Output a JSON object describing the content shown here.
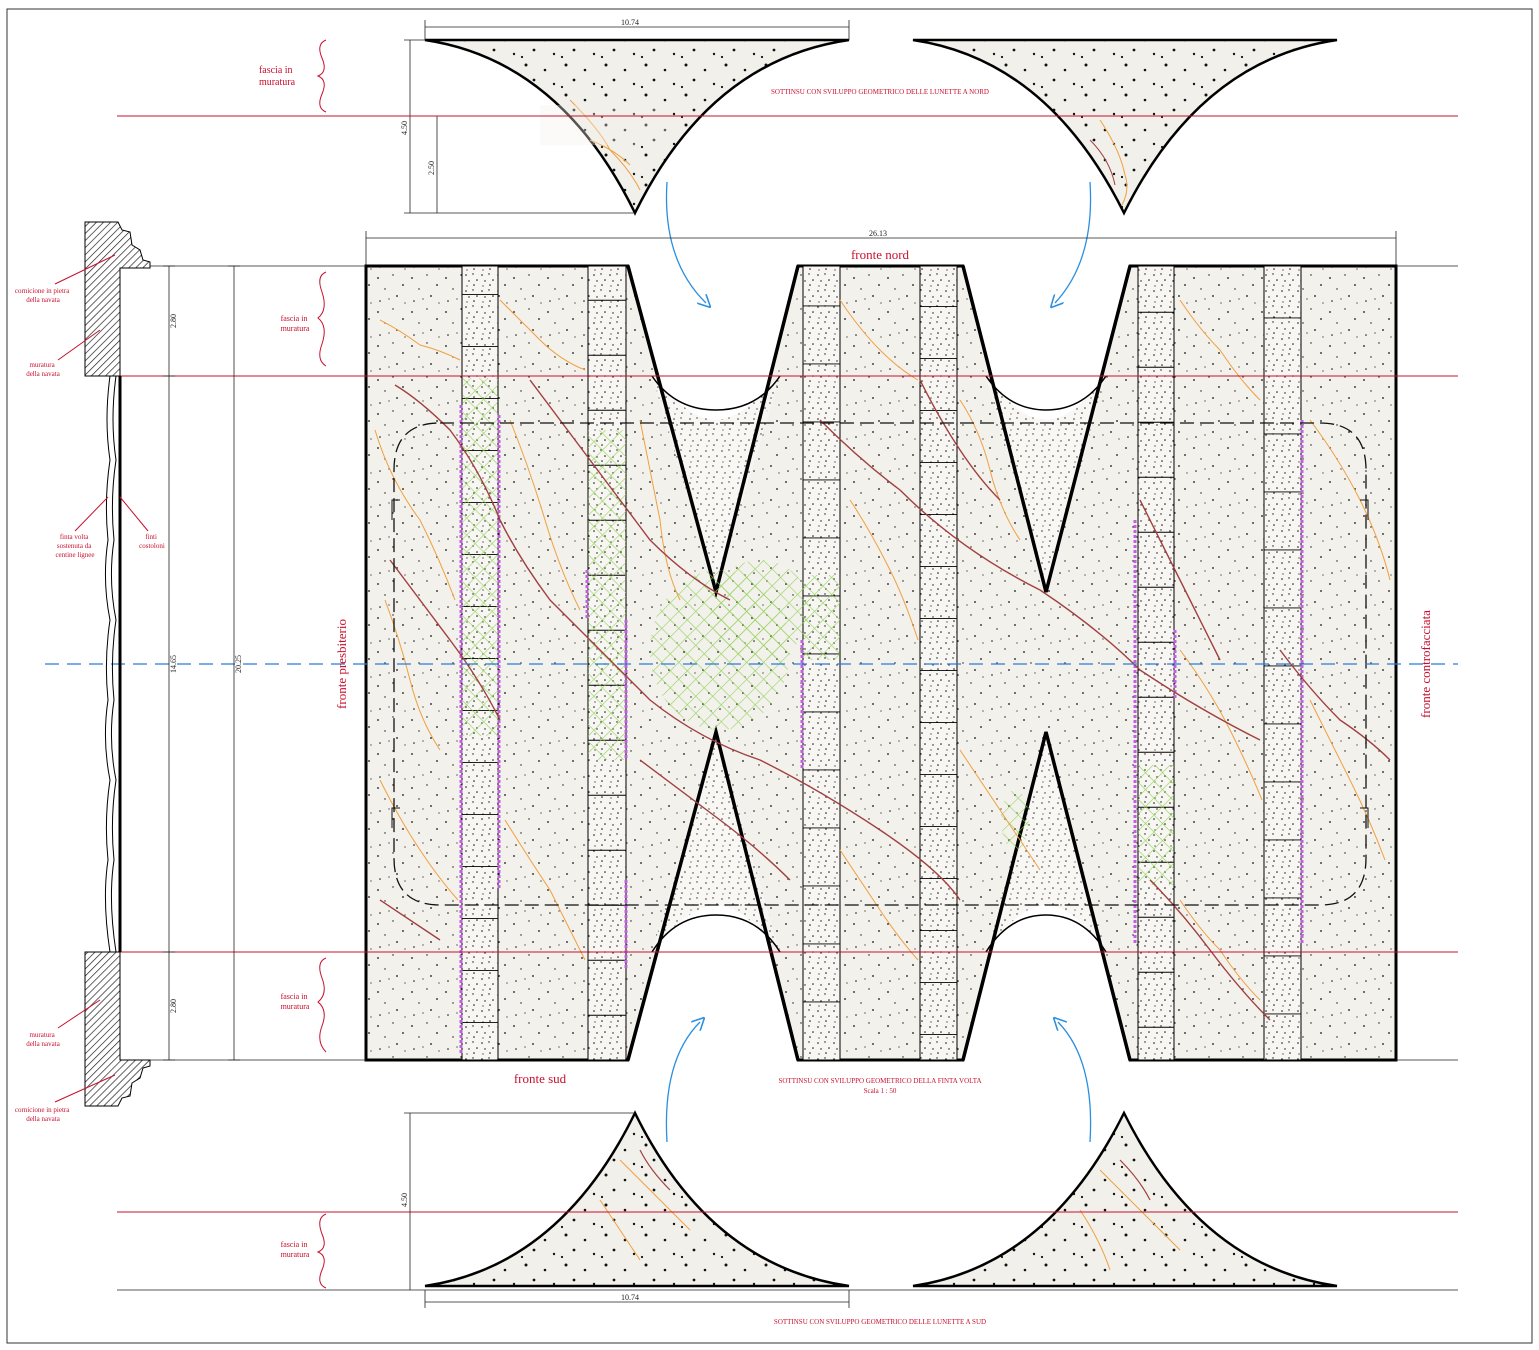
{
  "titles": {
    "lunette_nord": "SOTTINSU CON SVILUPPO GEOMETRICO DELLE LUNETTE A NORD",
    "finta_volta": "SOTTINSU CON SVILUPPO GEOMETRICO DELLA FINTA VOLTA",
    "scale": "Scala 1 : 50",
    "lunette_sud": "SOTTINSU CON SVILUPPO GEOMETRICO DELLE LUNETTE A SUD"
  },
  "fronts": {
    "nord": "fronte  nord",
    "sud": "fronte  sud",
    "presbiterio": "fronte  presbiterio",
    "controfacciata": "fronte  controfacciata"
  },
  "labels": {
    "fascia_top_1": "fascia in",
    "fascia_top_2": "muratura",
    "fascia_mid_1": "fascia in",
    "fascia_mid_2": "muratura",
    "fascia_low_1": "fascia in",
    "fascia_low_2": "muratura",
    "fascia_bot_1": "fascia in",
    "fascia_bot_2": "muratura",
    "cornicione_top_1": "cornicione in pietra",
    "cornicione_top_2": "della navata",
    "muratura_top_1": "muratura",
    "muratura_top_2": "della navata",
    "finta_volta_1": "finta volta",
    "finta_volta_2": "sostenuta da",
    "finta_volta_3": "centine lignee",
    "finti_1": "finti",
    "finti_2": "costoloni",
    "muratura_bot_1": "muratura",
    "muratura_bot_2": "della navata",
    "cornicione_bot_1": "cornicione in pietra",
    "cornicione_bot_2": "della navata"
  },
  "dimensions": {
    "lunette_width_top": "10.74",
    "lunette_height_top": "4.50",
    "lunette_sub_top": "2.50",
    "vault_width": "26.13",
    "band_top": "2.80",
    "vault_center": "14.65",
    "total_height": "20.25",
    "band_bottom": "2.80",
    "lunette_height_bottom": "4.50",
    "lunette_width_bottom": "10.74"
  },
  "colors": {
    "annotation_red": "#c8102e",
    "axis_blue": "#2b7bd6",
    "arrow_blue": "#2b8fe0",
    "crack_orange": "#f0a040",
    "crack_brown": "#a04040",
    "moss_green": "#8cd050",
    "edge_purple": "#c060e0",
    "plaster": "#f3f1ec",
    "hatch": "#333333"
  }
}
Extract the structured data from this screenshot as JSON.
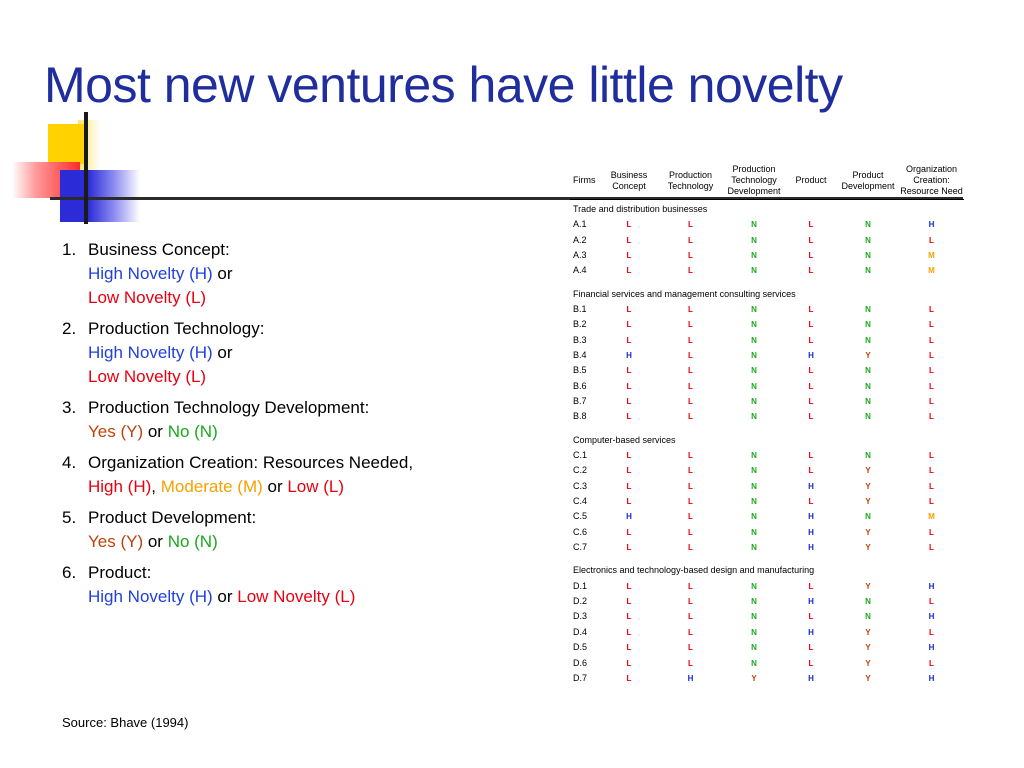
{
  "title": "Most new ventures have little novelty",
  "criteria": [
    {
      "num": "1.",
      "label": "Business Concept:",
      "opts": [
        {
          "text": "High Novelty (H)",
          "color": "blue"
        },
        {
          "text": " or",
          "color": "black"
        }
      ],
      "opts2": [
        {
          "text": "Low Novelty (L)",
          "color": "red"
        }
      ]
    },
    {
      "num": "2.",
      "label": "Production Technology:",
      "opts": [
        {
          "text": "High Novelty (H)",
          "color": "blue"
        },
        {
          "text": " or",
          "color": "black"
        }
      ],
      "opts2": [
        {
          "text": "Low Novelty (L)",
          "color": "red"
        }
      ]
    },
    {
      "num": "3.",
      "label": "Production Technology Development:",
      "opts": [
        {
          "text": "Yes (Y)",
          "color": "brown"
        },
        {
          "text": " or ",
          "color": "black"
        },
        {
          "text": "No (N)",
          "color": "green"
        }
      ],
      "opts2": []
    },
    {
      "num": "4.",
      "label": "Organization Creation: Resources Needed,",
      "opts": [
        {
          "text": "High (H)",
          "color": "red"
        },
        {
          "text": ", ",
          "color": "black"
        },
        {
          "text": "Moderate (M)",
          "color": "orange"
        },
        {
          "text": " or ",
          "color": "black"
        },
        {
          "text": "Low (L)",
          "color": "red"
        }
      ],
      "opts2": []
    },
    {
      "num": "5.",
      "label": "Product Development:",
      "opts": [
        {
          "text": "Yes (Y)",
          "color": "brown"
        },
        {
          "text": " or ",
          "color": "black"
        },
        {
          "text": "No (N)",
          "color": "green"
        }
      ],
      "opts2": []
    },
    {
      "num": "6.",
      "label": "Product:",
      "opts": [
        {
          "text": "High Novelty (H)",
          "color": "blue"
        },
        {
          "text": " or ",
          "color": "black"
        },
        {
          "text": "Low Novelty (L)",
          "color": "red"
        }
      ],
      "opts2": []
    }
  ],
  "source": "Source: Bhave (1994)",
  "table": {
    "headers": [
      "Firms",
      "Business Concept",
      "Production Technology",
      "Production Technology Development",
      "Product",
      "Product Development",
      "Organization Creation: Resource Need"
    ],
    "groups": [
      {
        "name": "Trade and distribution businesses",
        "rows": [
          [
            "A.1",
            "L",
            "L",
            "N",
            "L",
            "N",
            "H"
          ],
          [
            "A.2",
            "L",
            "L",
            "N",
            "L",
            "N",
            "L"
          ],
          [
            "A.3",
            "L",
            "L",
            "N",
            "L",
            "N",
            "M"
          ],
          [
            "A.4",
            "L",
            "L",
            "N",
            "L",
            "N",
            "M"
          ]
        ]
      },
      {
        "name": "Financial services and management consulting services",
        "rows": [
          [
            "B.1",
            "L",
            "L",
            "N",
            "L",
            "N",
            "L"
          ],
          [
            "B.2",
            "L",
            "L",
            "N",
            "L",
            "N",
            "L"
          ],
          [
            "B.3",
            "L",
            "L",
            "N",
            "L",
            "N",
            "L"
          ],
          [
            "B.4",
            "H",
            "L",
            "N",
            "H",
            "Y",
            "L"
          ],
          [
            "B.5",
            "L",
            "L",
            "N",
            "L",
            "N",
            "L"
          ],
          [
            "B.6",
            "L",
            "L",
            "N",
            "L",
            "N",
            "L"
          ],
          [
            "B.7",
            "L",
            "L",
            "N",
            "L",
            "N",
            "L"
          ],
          [
            "B.8",
            "L",
            "L",
            "N",
            "L",
            "N",
            "L"
          ]
        ]
      },
      {
        "name": "Computer-based services",
        "rows": [
          [
            "C.1",
            "L",
            "L",
            "N",
            "L",
            "N",
            "L"
          ],
          [
            "C.2",
            "L",
            "L",
            "N",
            "L",
            "Y",
            "L"
          ],
          [
            "C.3",
            "L",
            "L",
            "N",
            "H",
            "Y",
            "L"
          ],
          [
            "C.4",
            "L",
            "L",
            "N",
            "L",
            "Y",
            "L"
          ],
          [
            "C.5",
            "H",
            "L",
            "N",
            "H",
            "N",
            "M"
          ],
          [
            "C.6",
            "L",
            "L",
            "N",
            "H",
            "Y",
            "L"
          ],
          [
            "C.7",
            "L",
            "L",
            "N",
            "H",
            "Y",
            "L"
          ]
        ]
      },
      {
        "name": "Electronics and technology-based design and manufacturing",
        "rows": [
          [
            "D.1",
            "L",
            "L",
            "N",
            "L",
            "Y",
            "H"
          ],
          [
            "D.2",
            "L",
            "L",
            "N",
            "H",
            "N",
            "L"
          ],
          [
            "D.3",
            "L",
            "L",
            "N",
            "L",
            "N",
            "H"
          ],
          [
            "D.4",
            "L",
            "L",
            "N",
            "H",
            "Y",
            "L"
          ],
          [
            "D.5",
            "L",
            "L",
            "N",
            "L",
            "Y",
            "H"
          ],
          [
            "D.6",
            "L",
            "L",
            "N",
            "L",
            "Y",
            "L"
          ],
          [
            "D.7",
            "L",
            "H",
            "Y",
            "H",
            "Y",
            "H"
          ]
        ]
      }
    ]
  }
}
☆ ☆ ☆ ☆ ☆
Given instruction: Locate the word "navata" in the records above, and return each line that has it.

Solution:
    "cornicione_top_2": "della navata",
    "muratura_top_2": "della navata",
    "muratura_bot_2": "della navata",
    "cornicione_bot_2": "della navata"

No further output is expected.